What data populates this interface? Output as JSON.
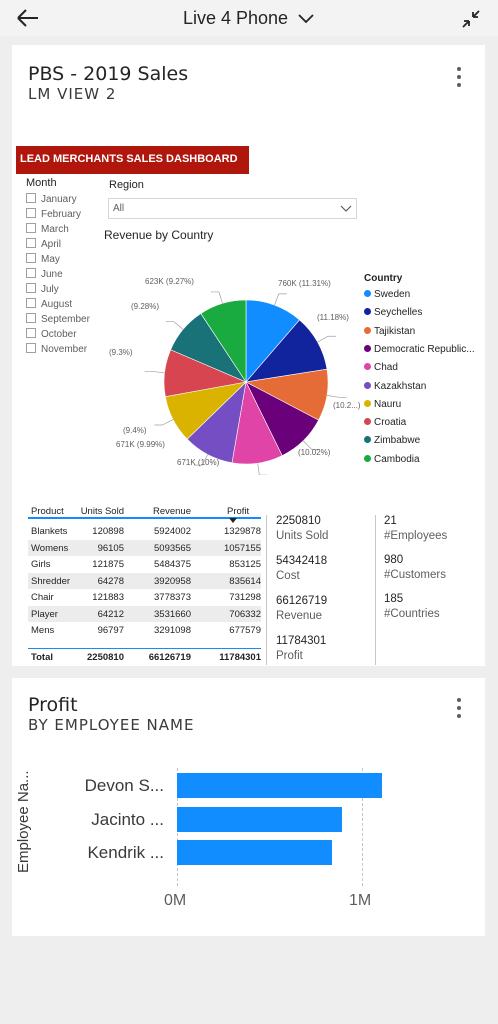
{
  "topbar": {
    "title": "Live 4 Phone"
  },
  "tile1": {
    "title": "PBS - 2019 Sales",
    "subtitle": "LM VIEW 2",
    "banner": "LEAD MERCHANTS SALES DASHBOARD",
    "month_label": "Month",
    "months": [
      "January",
      "February",
      "March",
      "April",
      "May",
      "June",
      "July",
      "August",
      "September",
      "October",
      "November"
    ],
    "region_label": "Region",
    "region_value": "All",
    "pie_title": "Revenue by Country",
    "legend_title": "Country",
    "pie_labels": [
      "760K (11.31%)",
      "(11.18%)",
      "(10.2...)",
      "(10.02%)",
      "671K (10%)",
      "671K (9.99%)",
      "(9.4%)",
      "(9.3%)",
      "(9.28%)",
      "623K (9.27%)"
    ],
    "table": {
      "headers": [
        "Product",
        "Units Sold",
        "Revenue",
        "Profit"
      ],
      "rows": [
        [
          "Blankets",
          "120898",
          "5924002",
          "1329878"
        ],
        [
          "Womens",
          "96105",
          "5093565",
          "1057155"
        ],
        [
          "Girls",
          "121875",
          "5484375",
          "853125"
        ],
        [
          "Shredder",
          "64278",
          "3920958",
          "835614"
        ],
        [
          "Chair",
          "121883",
          "3778373",
          "731298"
        ],
        [
          "Player",
          "64212",
          "3531660",
          "706332"
        ],
        [
          "Mens",
          "96797",
          "3291098",
          "677579"
        ]
      ],
      "total": [
        "Total",
        "2250810",
        "66126719",
        "11784301"
      ]
    },
    "kpis_left": [
      {
        "value": "2250810",
        "label": "Units Sold"
      },
      {
        "value": "54342418",
        "label": "Cost"
      },
      {
        "value": "66126719",
        "label": "Revenue"
      },
      {
        "value": "11784301",
        "label": "Profit"
      }
    ],
    "kpis_right": [
      {
        "value": "21",
        "label": "#Employees"
      },
      {
        "value": "980",
        "label": "#Customers"
      },
      {
        "value": "185",
        "label": "#Countries"
      }
    ]
  },
  "tile2": {
    "title": "Profit",
    "subtitle": "BY EMPLOYEE NAME",
    "y_axis_title": "Employee Na...",
    "x_ticks": [
      "0M",
      "1M"
    ]
  },
  "chart_data": [
    {
      "type": "pie",
      "title": "Revenue by Country",
      "legend_title": "Country",
      "categories": [
        "Sweden",
        "Seychelles",
        "Tajikistan",
        "Democratic Republic...",
        "Chad",
        "Kazakhstan",
        "Nauru",
        "Croatia",
        "Zimbabwe",
        "Cambodia"
      ],
      "values": [
        11.31,
        11.18,
        10.2,
        10.02,
        10.0,
        9.99,
        9.4,
        9.3,
        9.28,
        9.27
      ],
      "value_unit": "% of revenue",
      "colors": [
        "#118dff",
        "#12239e",
        "#e66c37",
        "#6b007b",
        "#e044a7",
        "#744ec2",
        "#d9b300",
        "#d64550",
        "#197278",
        "#1aab40"
      ],
      "legend_position": "right"
    },
    {
      "type": "bar",
      "orientation": "horizontal",
      "title": "Profit",
      "subtitle": "BY EMPLOYEE NAME",
      "categories": [
        "Devon S...",
        "Jacinto ...",
        "Kendrik ..."
      ],
      "values": [
        1.11,
        0.89,
        0.84
      ],
      "value_unit": "M",
      "ylabel": "Employee Na...",
      "xlim": [
        0,
        1.2
      ],
      "x_ticks": [
        "0M",
        "1M"
      ],
      "grid": true,
      "color": "#118dff"
    }
  ]
}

• • • • • • •

Your copy should match the entries exactly, minus the pictures.

▶ **RESULT**:
What data populates this interface? Output as JSON.
{
  "topbar": {
    "title": "Live 4 Phone"
  },
  "tile1": {
    "title": "PBS - 2019 Sales",
    "subtitle": "LM VIEW 2",
    "banner": "LEAD MERCHANTS SALES DASHBOARD",
    "month_label": "Month",
    "months": [
      "January",
      "February",
      "March",
      "April",
      "May",
      "June",
      "July",
      "August",
      "September",
      "October",
      "November"
    ],
    "region_label": "Region",
    "region_value": "All",
    "pie_title": "Revenue by Country",
    "legend_title": "Country",
    "pie_labels": [
      "760K (11.31%)",
      "(11.18%)",
      "(10.2...)",
      "(10.02%)",
      "671K (10%)",
      "671K (9.99%)",
      "(9.4%)",
      "(9.3%)",
      "(9.28%)",
      "623K (9.27%)"
    ],
    "table": {
      "headers": [
        "Product",
        "Units Sold",
        "Revenue",
        "Profit"
      ],
      "rows": [
        [
          "Blankets",
          "120898",
          "5924002",
          "1329878"
        ],
        [
          "Womens",
          "96105",
          "5093565",
          "1057155"
        ],
        [
          "Girls",
          "121875",
          "5484375",
          "853125"
        ],
        [
          "Shredder",
          "64278",
          "3920958",
          "835614"
        ],
        [
          "Chair",
          "121883",
          "3778373",
          "731298"
        ],
        [
          "Player",
          "64212",
          "3531660",
          "706332"
        ],
        [
          "Mens",
          "96797",
          "3291098",
          "677579"
        ]
      ],
      "total": [
        "Total",
        "2250810",
        "66126719",
        "11784301"
      ]
    },
    "kpis_left": [
      {
        "value": "2250810",
        "label": "Units Sold"
      },
      {
        "value": "54342418",
        "label": "Cost"
      },
      {
        "value": "66126719",
        "label": "Revenue"
      },
      {
        "value": "11784301",
        "label": "Profit"
      }
    ],
    "kpis_right": [
      {
        "value": "21",
        "label": "#Employees"
      },
      {
        "value": "980",
        "label": "#Customers"
      },
      {
        "value": "185",
        "label": "#Countries"
      }
    ]
  },
  "tile2": {
    "title": "Profit",
    "subtitle": "BY EMPLOYEE NAME",
    "y_axis_title": "Employee Na...",
    "x_ticks": [
      "0M",
      "1M"
    ]
  },
  "chart_data": [
    {
      "type": "pie",
      "title": "Revenue by Country",
      "legend_title": "Country",
      "categories": [
        "Sweden",
        "Seychelles",
        "Tajikistan",
        "Democratic Republic...",
        "Chad",
        "Kazakhstan",
        "Nauru",
        "Croatia",
        "Zimbabwe",
        "Cambodia"
      ],
      "values": [
        11.31,
        11.18,
        10.2,
        10.02,
        10.0,
        9.99,
        9.4,
        9.3,
        9.28,
        9.27
      ],
      "value_unit": "% of revenue",
      "colors": [
        "#118dff",
        "#12239e",
        "#e66c37",
        "#6b007b",
        "#e044a7",
        "#744ec2",
        "#d9b300",
        "#d64550",
        "#197278",
        "#1aab40"
      ],
      "legend_position": "right"
    },
    {
      "type": "bar",
      "orientation": "horizontal",
      "title": "Profit",
      "subtitle": "BY EMPLOYEE NAME",
      "categories": [
        "Devon S...",
        "Jacinto ...",
        "Kendrik ..."
      ],
      "values": [
        1.11,
        0.89,
        0.84
      ],
      "value_unit": "M",
      "ylabel": "Employee Na...",
      "xlim": [
        0,
        1.2
      ],
      "x_ticks": [
        "0M",
        "1M"
      ],
      "grid": true,
      "color": "#118dff"
    }
  ]
}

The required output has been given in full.